◆ **Information supplied**
>>>

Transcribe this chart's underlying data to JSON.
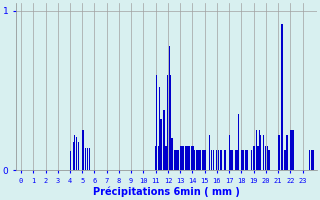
{
  "xlabel": "Précipitations 6min ( mm )",
  "background_color": "#d8f0f0",
  "bar_color": "#0000cc",
  "grid_color": "#a0a0a0",
  "ylim": [
    0,
    1.05
  ],
  "yticks": [
    0,
    1
  ],
  "num_bars": 240,
  "values": [
    0,
    0,
    0,
    0,
    0,
    0,
    0,
    0,
    0,
    0,
    0,
    0,
    0,
    0,
    0,
    0,
    0,
    0,
    0,
    0,
    0,
    0,
    0,
    0,
    0,
    0,
    0,
    0,
    0,
    0,
    0,
    0,
    0,
    0,
    0,
    0,
    0,
    0,
    0,
    0,
    0.12,
    0,
    0,
    0.18,
    0.22,
    0.21,
    0,
    0.18,
    0,
    0,
    0.25,
    0.25,
    0,
    0.14,
    0.14,
    0,
    0.14,
    0,
    0,
    0,
    0,
    0,
    0,
    0,
    0,
    0,
    0,
    0,
    0,
    0,
    0,
    0,
    0,
    0,
    0,
    0,
    0,
    0,
    0,
    0,
    0,
    0,
    0,
    0,
    0,
    0,
    0,
    0,
    0,
    0,
    0,
    0,
    0,
    0,
    0,
    0,
    0,
    0,
    0,
    0,
    0,
    0,
    0,
    0,
    0,
    0,
    0,
    0,
    0,
    0,
    0.15,
    0.6,
    0.15,
    0.52,
    0.32,
    0.32,
    0.38,
    0.38,
    0.15,
    0.15,
    0.6,
    0.78,
    0.6,
    0.2,
    0.2,
    0.13,
    0.13,
    0.13,
    0.13,
    0.13,
    0.15,
    0.15,
    0.15,
    0.15,
    0.15,
    0.15,
    0.15,
    0.15,
    0.15,
    0.15,
    0.15,
    0.15,
    0.13,
    0.13,
    0.13,
    0.13,
    0.13,
    0.13,
    0.13,
    0.13,
    0.13,
    0.13,
    0,
    0,
    0.22,
    0,
    0.13,
    0.13,
    0,
    0,
    0.13,
    0.13,
    0,
    0.13,
    0.13,
    0,
    0.13,
    0.13,
    0,
    0,
    0.22,
    0.13,
    0.13,
    0.13,
    0.13,
    0.13,
    0.13,
    0.13,
    0.35,
    0,
    0.13,
    0.13,
    0.13,
    0.13,
    0.13,
    0.13,
    0,
    0,
    0.13,
    0,
    0.15,
    0.15,
    0.25,
    0.15,
    0.15,
    0.25,
    0.22,
    0,
    0.22,
    0,
    0.15,
    0.15,
    0.13,
    0.13,
    0,
    0,
    0,
    0,
    0,
    0,
    0.22,
    0.22,
    0,
    0.92,
    0.92,
    0.13,
    0.13,
    0.22,
    0.22,
    0,
    0.25,
    0.25,
    0.25,
    0.25,
    0,
    0,
    0,
    0,
    0,
    0,
    0,
    0,
    0,
    0,
    0,
    0,
    0.13,
    0.13,
    0.13,
    0.13
  ]
}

<<<

◆ **The exercise**
Restate every record exactly, please; do not copy the pictures.

◆ **Exercise response**
Transcribe this chart's underlying data to JSON.
{
  "xlabel": "Précipitations 6min ( mm )",
  "background_color": "#d8f0f0",
  "bar_color": "#0000cc",
  "grid_color": "#a0a0a0",
  "ylim": [
    0,
    1.05
  ],
  "yticks": [
    0,
    1
  ],
  "num_bars": 240,
  "values": [
    0,
    0,
    0,
    0,
    0,
    0,
    0,
    0,
    0,
    0,
    0,
    0,
    0,
    0,
    0,
    0,
    0,
    0,
    0,
    0,
    0,
    0,
    0,
    0,
    0,
    0,
    0,
    0,
    0,
    0,
    0,
    0,
    0,
    0,
    0,
    0,
    0,
    0,
    0,
    0,
    0.12,
    0,
    0,
    0.18,
    0.22,
    0.21,
    0,
    0.18,
    0,
    0,
    0.25,
    0.25,
    0,
    0.14,
    0.14,
    0,
    0.14,
    0,
    0,
    0,
    0,
    0,
    0,
    0,
    0,
    0,
    0,
    0,
    0,
    0,
    0,
    0,
    0,
    0,
    0,
    0,
    0,
    0,
    0,
    0,
    0,
    0,
    0,
    0,
    0,
    0,
    0,
    0,
    0,
    0,
    0,
    0,
    0,
    0,
    0,
    0,
    0,
    0,
    0,
    0,
    0,
    0,
    0,
    0,
    0,
    0,
    0,
    0,
    0,
    0,
    0.15,
    0.6,
    0.15,
    0.52,
    0.32,
    0.32,
    0.38,
    0.38,
    0.15,
    0.15,
    0.6,
    0.78,
    0.6,
    0.2,
    0.2,
    0.13,
    0.13,
    0.13,
    0.13,
    0.13,
    0.15,
    0.15,
    0.15,
    0.15,
    0.15,
    0.15,
    0.15,
    0.15,
    0.15,
    0.15,
    0.15,
    0.15,
    0.13,
    0.13,
    0.13,
    0.13,
    0.13,
    0.13,
    0.13,
    0.13,
    0.13,
    0.13,
    0,
    0,
    0.22,
    0,
    0.13,
    0.13,
    0,
    0,
    0.13,
    0.13,
    0,
    0.13,
    0.13,
    0,
    0.13,
    0.13,
    0,
    0,
    0.22,
    0.13,
    0.13,
    0.13,
    0.13,
    0.13,
    0.13,
    0.13,
    0.35,
    0,
    0.13,
    0.13,
    0.13,
    0.13,
    0.13,
    0.13,
    0,
    0,
    0.13,
    0,
    0.15,
    0.15,
    0.25,
    0.15,
    0.15,
    0.25,
    0.22,
    0,
    0.22,
    0,
    0.15,
    0.15,
    0.13,
    0.13,
    0,
    0,
    0,
    0,
    0,
    0,
    0.22,
    0.22,
    0,
    0.92,
    0.92,
    0.13,
    0.13,
    0.22,
    0.22,
    0,
    0.25,
    0.25,
    0.25,
    0.25,
    0,
    0,
    0,
    0,
    0,
    0,
    0,
    0,
    0,
    0,
    0,
    0,
    0.13,
    0.13,
    0.13,
    0.13
  ]
}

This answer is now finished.